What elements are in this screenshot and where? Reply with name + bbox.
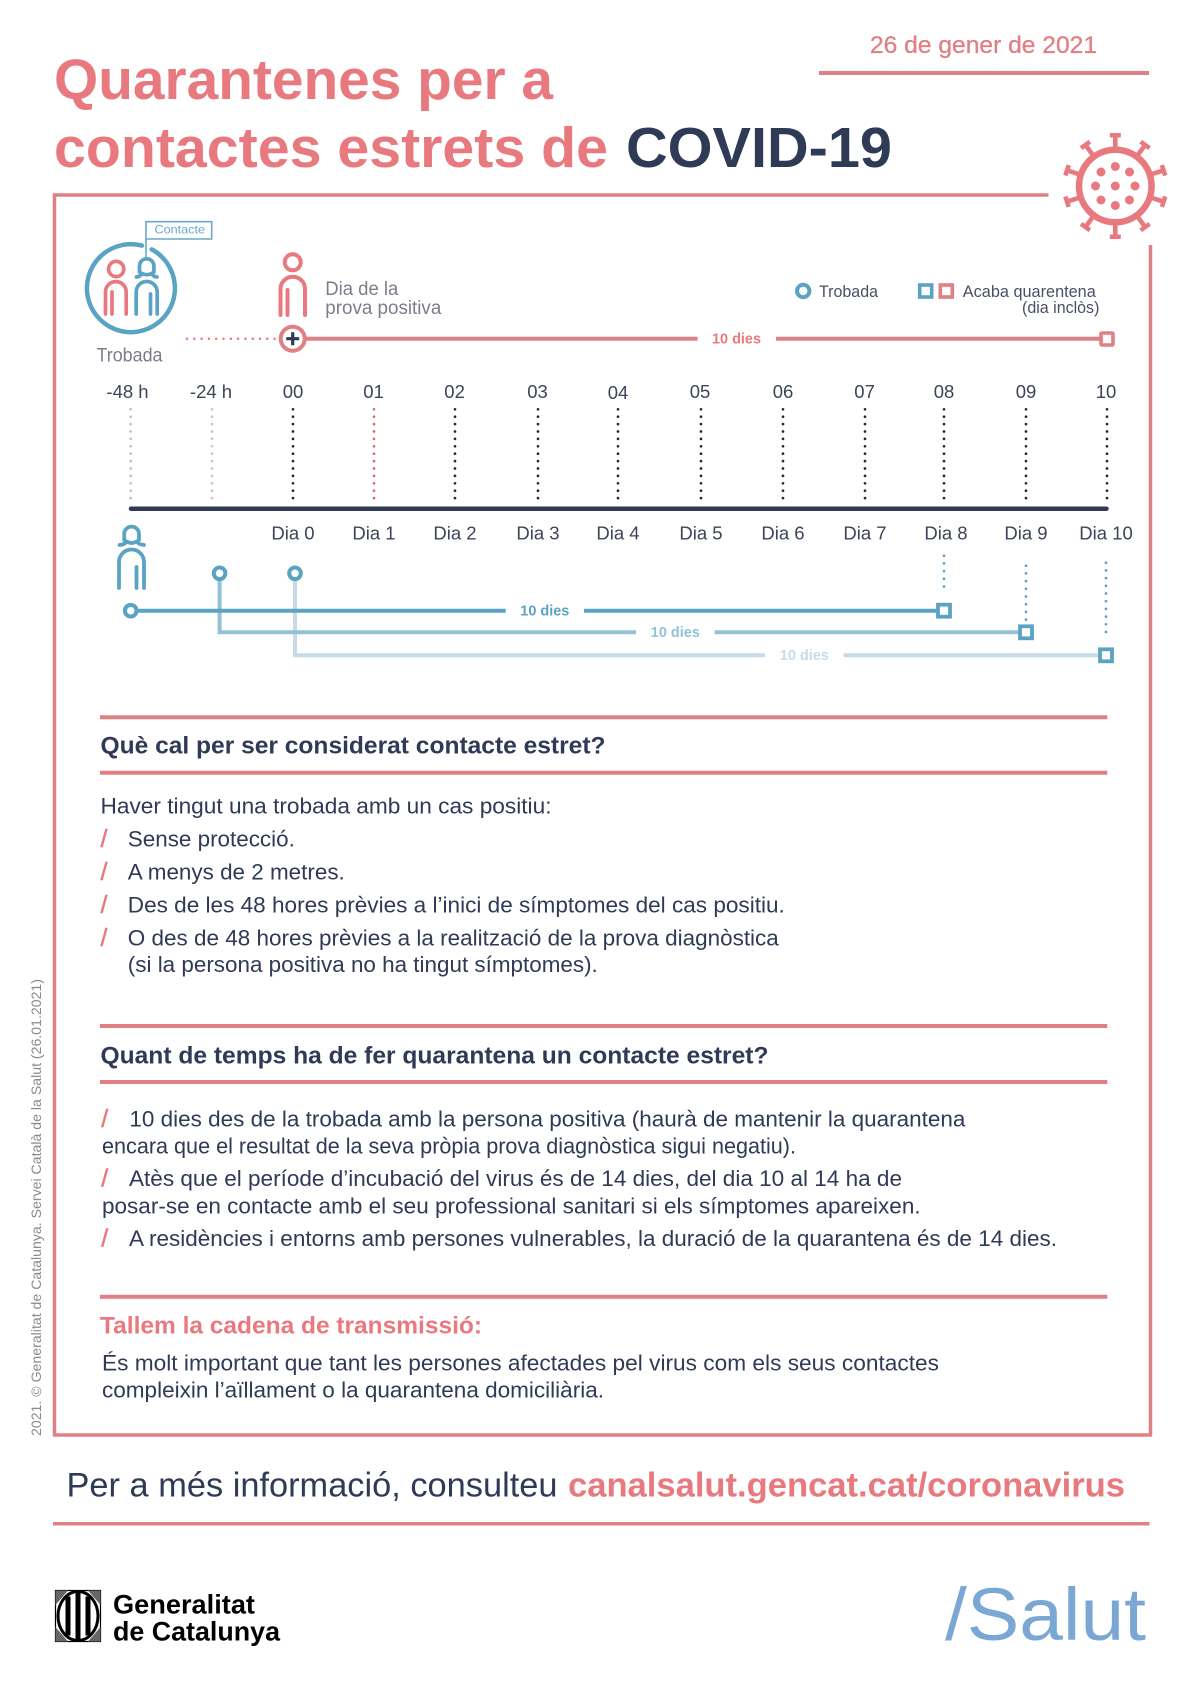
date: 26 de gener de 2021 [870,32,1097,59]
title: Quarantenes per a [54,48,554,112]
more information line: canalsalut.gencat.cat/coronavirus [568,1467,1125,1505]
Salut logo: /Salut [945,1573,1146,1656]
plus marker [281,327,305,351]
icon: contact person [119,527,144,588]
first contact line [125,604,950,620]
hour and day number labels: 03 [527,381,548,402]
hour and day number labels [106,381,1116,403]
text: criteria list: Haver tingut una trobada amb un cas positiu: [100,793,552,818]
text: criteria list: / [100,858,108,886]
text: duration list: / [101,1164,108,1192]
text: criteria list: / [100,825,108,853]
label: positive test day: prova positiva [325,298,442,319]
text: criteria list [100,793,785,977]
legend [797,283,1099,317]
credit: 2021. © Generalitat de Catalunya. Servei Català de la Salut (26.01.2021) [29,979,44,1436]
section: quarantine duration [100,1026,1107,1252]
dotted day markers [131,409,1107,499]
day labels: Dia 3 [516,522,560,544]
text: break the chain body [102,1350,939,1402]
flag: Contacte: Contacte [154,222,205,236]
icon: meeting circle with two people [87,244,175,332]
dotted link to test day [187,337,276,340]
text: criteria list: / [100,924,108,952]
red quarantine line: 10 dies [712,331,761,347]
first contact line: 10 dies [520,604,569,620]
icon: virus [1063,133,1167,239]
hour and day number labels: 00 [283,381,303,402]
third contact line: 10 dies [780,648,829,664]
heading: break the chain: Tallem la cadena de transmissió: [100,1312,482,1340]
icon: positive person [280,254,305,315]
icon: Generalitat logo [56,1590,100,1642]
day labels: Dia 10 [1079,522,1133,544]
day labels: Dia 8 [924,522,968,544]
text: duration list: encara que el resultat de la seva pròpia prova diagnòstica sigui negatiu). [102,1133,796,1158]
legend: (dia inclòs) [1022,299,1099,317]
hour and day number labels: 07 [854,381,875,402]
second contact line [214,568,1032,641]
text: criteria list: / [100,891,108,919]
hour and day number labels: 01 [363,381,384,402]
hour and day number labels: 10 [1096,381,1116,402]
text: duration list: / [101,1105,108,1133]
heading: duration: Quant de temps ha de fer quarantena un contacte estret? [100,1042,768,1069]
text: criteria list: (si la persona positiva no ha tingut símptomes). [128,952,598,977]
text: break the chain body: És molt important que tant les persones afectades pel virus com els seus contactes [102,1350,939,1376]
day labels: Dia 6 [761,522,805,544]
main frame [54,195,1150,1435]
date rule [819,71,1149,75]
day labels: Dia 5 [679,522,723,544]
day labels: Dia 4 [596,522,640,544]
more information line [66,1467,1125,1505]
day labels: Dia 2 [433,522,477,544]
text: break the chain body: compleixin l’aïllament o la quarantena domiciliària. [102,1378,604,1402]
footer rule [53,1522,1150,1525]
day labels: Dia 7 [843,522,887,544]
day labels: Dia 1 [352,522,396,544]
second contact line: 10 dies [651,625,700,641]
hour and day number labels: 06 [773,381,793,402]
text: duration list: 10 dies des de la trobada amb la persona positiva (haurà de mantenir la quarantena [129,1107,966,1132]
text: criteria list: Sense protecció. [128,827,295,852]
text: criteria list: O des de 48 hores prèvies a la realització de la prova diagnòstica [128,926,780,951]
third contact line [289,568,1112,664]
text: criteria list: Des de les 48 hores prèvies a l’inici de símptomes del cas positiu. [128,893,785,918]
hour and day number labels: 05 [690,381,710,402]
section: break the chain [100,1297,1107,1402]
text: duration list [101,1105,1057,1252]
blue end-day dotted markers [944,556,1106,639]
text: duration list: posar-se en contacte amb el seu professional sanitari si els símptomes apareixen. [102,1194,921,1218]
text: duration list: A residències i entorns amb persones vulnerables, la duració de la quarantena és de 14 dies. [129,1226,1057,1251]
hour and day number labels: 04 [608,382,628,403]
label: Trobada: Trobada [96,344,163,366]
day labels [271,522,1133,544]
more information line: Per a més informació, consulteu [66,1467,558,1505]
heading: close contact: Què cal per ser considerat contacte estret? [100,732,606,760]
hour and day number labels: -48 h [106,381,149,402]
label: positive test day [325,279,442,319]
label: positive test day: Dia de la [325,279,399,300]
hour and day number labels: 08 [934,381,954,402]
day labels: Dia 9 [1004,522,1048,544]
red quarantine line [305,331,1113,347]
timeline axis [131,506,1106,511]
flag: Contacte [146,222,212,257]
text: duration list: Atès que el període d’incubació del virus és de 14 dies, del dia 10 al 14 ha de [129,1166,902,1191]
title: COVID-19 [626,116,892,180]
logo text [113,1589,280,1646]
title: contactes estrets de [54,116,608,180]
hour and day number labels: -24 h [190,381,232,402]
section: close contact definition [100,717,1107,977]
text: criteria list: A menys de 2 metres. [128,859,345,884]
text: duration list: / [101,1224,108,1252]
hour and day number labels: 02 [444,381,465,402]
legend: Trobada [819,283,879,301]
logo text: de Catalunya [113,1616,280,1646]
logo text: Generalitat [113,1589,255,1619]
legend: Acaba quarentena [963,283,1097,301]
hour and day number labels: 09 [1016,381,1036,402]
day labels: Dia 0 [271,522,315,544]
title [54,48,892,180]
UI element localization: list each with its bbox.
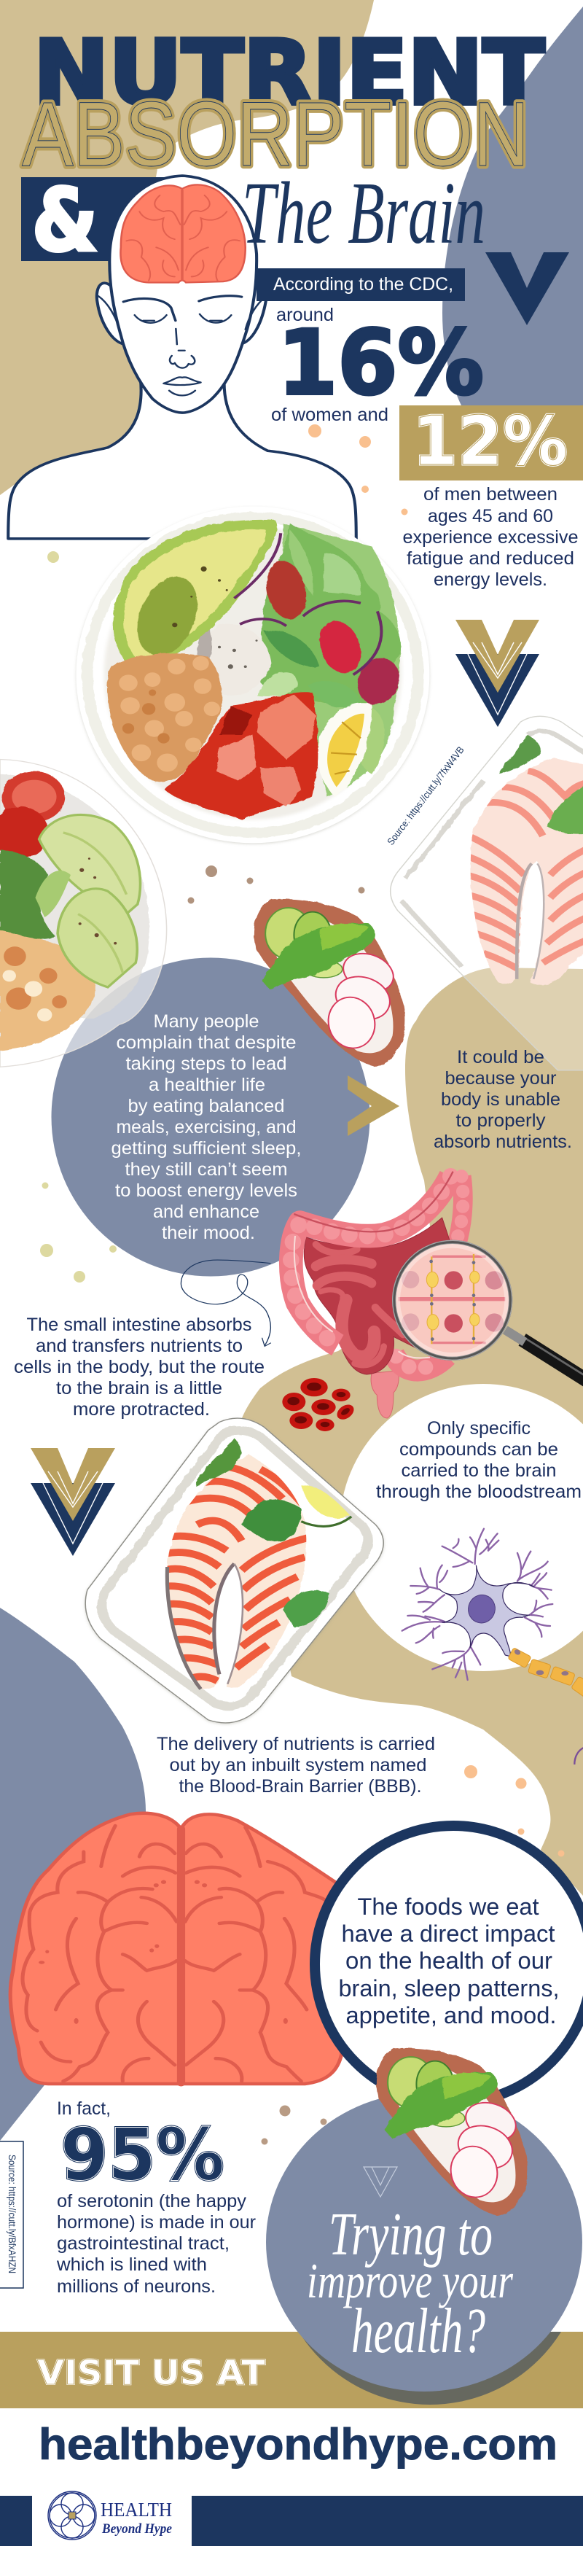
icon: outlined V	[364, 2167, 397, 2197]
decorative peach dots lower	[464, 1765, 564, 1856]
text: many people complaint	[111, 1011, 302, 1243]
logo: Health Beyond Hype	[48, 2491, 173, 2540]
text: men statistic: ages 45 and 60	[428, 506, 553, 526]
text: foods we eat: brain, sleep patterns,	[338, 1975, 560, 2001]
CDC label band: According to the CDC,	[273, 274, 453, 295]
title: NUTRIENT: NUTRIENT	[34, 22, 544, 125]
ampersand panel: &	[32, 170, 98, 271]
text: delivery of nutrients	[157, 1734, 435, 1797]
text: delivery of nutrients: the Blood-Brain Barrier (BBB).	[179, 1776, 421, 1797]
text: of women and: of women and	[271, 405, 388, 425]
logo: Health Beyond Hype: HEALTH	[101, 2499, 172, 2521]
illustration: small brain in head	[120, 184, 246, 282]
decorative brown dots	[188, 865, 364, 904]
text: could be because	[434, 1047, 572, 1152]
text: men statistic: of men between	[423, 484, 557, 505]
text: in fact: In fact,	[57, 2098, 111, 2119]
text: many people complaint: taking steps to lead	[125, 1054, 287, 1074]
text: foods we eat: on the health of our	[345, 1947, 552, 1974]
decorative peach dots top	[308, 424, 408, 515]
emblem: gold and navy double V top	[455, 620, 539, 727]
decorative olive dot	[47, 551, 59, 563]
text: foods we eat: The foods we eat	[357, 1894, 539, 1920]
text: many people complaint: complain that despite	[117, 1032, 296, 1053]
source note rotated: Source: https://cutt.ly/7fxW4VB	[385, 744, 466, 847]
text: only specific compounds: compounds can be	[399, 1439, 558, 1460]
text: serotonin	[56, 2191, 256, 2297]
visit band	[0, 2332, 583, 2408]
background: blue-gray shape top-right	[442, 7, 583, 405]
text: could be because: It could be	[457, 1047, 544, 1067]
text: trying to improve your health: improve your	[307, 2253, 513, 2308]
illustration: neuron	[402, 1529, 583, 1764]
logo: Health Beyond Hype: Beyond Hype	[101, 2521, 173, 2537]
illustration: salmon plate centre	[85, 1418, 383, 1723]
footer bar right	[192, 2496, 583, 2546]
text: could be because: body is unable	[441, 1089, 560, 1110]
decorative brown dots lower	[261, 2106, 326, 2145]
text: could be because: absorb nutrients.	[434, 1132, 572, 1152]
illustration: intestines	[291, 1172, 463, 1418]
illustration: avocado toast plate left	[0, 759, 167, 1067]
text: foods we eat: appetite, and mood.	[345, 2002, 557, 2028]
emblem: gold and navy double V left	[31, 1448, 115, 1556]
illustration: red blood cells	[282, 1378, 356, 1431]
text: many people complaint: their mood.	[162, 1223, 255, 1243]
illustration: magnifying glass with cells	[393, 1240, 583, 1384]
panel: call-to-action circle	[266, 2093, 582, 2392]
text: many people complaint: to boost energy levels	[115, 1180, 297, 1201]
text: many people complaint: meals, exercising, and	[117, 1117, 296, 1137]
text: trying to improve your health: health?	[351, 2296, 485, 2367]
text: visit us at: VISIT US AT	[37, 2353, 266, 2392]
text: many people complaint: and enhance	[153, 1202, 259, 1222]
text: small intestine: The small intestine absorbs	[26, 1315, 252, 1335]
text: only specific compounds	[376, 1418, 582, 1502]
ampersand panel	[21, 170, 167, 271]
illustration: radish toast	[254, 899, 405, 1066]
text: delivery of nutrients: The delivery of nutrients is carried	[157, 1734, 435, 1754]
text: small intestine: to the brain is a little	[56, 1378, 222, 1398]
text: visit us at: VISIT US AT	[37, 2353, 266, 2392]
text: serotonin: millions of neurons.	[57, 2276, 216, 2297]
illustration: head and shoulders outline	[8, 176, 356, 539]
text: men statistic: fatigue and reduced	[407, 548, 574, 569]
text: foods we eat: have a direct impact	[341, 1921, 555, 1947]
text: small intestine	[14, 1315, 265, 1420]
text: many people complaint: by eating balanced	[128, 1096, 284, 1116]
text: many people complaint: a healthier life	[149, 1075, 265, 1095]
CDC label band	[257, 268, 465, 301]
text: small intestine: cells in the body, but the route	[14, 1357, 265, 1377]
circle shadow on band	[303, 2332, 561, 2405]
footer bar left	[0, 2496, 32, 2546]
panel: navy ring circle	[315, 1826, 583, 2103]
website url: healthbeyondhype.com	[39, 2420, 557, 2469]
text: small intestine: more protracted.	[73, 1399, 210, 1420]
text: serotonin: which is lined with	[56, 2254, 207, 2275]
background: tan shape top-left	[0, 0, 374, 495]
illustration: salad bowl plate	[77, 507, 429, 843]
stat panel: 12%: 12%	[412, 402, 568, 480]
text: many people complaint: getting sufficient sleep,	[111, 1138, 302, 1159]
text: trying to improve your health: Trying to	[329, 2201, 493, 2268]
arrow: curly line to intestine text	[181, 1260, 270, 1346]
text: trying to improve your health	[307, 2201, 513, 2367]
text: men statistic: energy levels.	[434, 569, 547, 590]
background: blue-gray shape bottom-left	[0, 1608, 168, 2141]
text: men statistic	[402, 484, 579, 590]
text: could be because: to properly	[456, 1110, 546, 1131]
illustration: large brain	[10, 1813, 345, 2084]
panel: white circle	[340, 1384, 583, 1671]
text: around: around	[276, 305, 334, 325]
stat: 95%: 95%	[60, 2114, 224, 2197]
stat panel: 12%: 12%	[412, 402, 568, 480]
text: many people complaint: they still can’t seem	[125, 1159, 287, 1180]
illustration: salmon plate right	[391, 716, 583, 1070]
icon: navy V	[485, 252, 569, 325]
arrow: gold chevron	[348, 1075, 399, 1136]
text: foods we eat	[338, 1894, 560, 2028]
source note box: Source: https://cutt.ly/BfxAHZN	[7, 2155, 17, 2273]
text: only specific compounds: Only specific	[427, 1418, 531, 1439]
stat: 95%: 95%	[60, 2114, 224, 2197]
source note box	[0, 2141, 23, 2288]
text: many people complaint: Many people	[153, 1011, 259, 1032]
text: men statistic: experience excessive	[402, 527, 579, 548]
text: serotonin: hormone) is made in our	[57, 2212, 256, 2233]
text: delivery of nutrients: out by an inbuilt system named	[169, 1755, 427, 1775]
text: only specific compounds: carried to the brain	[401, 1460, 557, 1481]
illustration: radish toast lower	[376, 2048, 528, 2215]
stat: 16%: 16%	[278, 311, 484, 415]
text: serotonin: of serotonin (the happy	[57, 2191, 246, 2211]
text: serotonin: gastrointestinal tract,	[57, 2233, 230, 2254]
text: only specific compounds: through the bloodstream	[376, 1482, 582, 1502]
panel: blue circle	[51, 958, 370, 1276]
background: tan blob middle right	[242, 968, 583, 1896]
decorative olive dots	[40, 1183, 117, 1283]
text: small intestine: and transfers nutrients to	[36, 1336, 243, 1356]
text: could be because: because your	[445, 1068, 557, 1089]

● ● ● ● ● ● ●

* **BRIEF**
In the listing above, find each line containing "background" and copy it.

* **ANSWER SECTION**
background: blue-gray shape top-right	[442, 7, 583, 405]
background: tan shape top-left	[0, 0, 374, 495]
background: blue-gray shape bottom-left	[0, 1608, 168, 2141]
background: tan blob middle right	[242, 968, 583, 1896]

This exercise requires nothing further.